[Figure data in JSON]
######

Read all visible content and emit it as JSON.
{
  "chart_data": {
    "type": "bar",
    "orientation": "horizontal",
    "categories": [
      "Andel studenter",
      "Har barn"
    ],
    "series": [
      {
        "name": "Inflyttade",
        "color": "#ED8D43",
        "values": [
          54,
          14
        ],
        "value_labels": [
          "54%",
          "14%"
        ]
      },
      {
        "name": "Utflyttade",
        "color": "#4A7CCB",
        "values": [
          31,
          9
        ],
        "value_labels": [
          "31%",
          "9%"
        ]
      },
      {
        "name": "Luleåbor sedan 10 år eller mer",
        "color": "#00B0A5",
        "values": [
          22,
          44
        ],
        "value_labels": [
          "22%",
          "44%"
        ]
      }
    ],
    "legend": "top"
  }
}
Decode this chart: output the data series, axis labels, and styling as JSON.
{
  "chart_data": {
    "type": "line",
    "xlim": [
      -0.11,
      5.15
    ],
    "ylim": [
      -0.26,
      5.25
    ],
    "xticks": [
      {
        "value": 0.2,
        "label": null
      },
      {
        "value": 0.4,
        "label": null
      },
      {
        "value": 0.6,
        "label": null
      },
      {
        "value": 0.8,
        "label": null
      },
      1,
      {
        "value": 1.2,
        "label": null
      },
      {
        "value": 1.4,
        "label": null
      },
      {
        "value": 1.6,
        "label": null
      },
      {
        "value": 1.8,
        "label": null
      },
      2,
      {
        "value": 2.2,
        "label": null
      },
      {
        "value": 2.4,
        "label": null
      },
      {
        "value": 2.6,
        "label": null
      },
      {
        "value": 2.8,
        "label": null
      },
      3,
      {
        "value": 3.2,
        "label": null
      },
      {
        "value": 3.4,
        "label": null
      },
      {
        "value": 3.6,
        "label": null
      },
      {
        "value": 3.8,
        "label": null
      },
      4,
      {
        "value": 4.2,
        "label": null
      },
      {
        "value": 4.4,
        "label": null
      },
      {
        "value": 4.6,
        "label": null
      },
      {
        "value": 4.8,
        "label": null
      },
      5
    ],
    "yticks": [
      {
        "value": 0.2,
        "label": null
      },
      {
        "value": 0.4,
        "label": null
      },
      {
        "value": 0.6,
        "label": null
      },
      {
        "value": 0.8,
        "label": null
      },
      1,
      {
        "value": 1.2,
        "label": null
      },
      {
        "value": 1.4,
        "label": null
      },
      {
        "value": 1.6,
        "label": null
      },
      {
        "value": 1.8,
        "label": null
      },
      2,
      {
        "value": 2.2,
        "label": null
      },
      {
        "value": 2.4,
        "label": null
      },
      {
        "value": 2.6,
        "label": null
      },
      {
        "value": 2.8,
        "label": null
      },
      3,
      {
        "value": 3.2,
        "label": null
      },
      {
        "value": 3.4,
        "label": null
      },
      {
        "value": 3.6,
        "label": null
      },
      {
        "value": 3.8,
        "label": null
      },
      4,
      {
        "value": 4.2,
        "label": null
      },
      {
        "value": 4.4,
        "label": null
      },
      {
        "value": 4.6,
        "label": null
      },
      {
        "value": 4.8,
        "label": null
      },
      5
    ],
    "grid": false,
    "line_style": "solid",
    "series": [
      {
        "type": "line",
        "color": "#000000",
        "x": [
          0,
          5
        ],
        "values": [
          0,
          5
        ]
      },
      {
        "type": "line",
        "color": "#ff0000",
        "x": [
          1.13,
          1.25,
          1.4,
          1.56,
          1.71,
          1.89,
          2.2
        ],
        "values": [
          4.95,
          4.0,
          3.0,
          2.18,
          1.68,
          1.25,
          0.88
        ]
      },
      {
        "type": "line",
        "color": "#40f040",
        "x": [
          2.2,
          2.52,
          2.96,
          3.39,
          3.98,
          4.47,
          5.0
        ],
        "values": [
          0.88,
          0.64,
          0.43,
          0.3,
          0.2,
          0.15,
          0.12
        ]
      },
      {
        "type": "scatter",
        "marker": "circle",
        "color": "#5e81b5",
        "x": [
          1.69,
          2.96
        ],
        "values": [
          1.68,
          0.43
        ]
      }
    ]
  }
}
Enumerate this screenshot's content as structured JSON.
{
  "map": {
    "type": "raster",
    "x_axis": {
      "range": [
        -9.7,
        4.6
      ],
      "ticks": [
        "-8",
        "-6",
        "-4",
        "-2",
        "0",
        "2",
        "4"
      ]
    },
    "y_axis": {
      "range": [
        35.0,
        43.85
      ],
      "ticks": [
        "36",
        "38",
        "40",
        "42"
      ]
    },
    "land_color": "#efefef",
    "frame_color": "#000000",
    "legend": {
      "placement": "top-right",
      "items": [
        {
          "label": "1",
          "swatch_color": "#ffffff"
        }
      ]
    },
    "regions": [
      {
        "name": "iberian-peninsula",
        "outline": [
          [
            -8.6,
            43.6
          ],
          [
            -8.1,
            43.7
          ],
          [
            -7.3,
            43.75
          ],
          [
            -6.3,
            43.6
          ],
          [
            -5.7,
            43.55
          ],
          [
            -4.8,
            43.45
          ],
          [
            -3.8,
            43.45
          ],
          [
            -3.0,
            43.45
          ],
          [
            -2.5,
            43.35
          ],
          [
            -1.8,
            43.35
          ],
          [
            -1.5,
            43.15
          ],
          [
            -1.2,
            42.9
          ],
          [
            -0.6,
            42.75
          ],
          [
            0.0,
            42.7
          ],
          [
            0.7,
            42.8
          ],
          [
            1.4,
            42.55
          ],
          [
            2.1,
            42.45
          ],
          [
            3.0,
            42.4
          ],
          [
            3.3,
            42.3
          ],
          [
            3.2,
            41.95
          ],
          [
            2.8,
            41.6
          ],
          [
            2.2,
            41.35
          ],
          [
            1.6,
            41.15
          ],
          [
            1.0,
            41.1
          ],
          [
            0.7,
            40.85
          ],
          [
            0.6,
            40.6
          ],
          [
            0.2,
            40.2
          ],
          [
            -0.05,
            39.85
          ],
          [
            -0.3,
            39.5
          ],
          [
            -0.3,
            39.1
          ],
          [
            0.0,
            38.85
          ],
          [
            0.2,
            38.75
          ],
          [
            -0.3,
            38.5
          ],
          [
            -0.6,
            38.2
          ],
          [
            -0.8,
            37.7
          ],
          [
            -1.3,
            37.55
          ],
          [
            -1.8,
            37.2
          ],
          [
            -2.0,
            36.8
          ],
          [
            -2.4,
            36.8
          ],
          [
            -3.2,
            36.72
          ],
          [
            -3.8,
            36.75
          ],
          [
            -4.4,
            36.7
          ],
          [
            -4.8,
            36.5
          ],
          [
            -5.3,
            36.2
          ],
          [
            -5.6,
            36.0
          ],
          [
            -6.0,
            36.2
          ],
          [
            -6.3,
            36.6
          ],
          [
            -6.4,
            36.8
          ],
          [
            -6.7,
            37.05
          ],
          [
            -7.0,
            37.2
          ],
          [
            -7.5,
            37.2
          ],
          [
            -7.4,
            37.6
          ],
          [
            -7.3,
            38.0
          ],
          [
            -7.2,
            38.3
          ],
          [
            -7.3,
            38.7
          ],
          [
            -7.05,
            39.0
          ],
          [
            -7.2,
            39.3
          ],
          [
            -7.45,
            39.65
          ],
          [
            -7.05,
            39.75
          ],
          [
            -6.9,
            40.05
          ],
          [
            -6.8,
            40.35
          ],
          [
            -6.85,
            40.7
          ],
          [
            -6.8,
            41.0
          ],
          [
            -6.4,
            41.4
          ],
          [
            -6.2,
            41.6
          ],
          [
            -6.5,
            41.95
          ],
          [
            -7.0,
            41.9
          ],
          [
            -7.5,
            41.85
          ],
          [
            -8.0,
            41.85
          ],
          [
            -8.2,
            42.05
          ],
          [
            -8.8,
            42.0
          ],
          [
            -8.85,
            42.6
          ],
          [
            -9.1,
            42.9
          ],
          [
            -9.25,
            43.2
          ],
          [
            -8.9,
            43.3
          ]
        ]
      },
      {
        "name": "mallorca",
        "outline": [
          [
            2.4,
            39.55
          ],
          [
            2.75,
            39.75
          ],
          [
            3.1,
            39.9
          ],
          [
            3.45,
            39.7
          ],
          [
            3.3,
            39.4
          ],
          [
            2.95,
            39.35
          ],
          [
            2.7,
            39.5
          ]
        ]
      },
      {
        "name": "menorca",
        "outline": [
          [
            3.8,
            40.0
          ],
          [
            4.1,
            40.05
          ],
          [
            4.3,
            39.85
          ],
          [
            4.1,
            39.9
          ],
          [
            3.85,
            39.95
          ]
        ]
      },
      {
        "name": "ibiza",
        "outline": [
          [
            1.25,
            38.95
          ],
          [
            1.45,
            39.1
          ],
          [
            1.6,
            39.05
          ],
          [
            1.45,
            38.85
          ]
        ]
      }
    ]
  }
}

######

> **Your instructions**: Copy each line of the listing that holds the word "content".

> **Exercise answer**:
Read all visible content and emit it as JSON.
Enumerate this screenshot's content as structured JSON.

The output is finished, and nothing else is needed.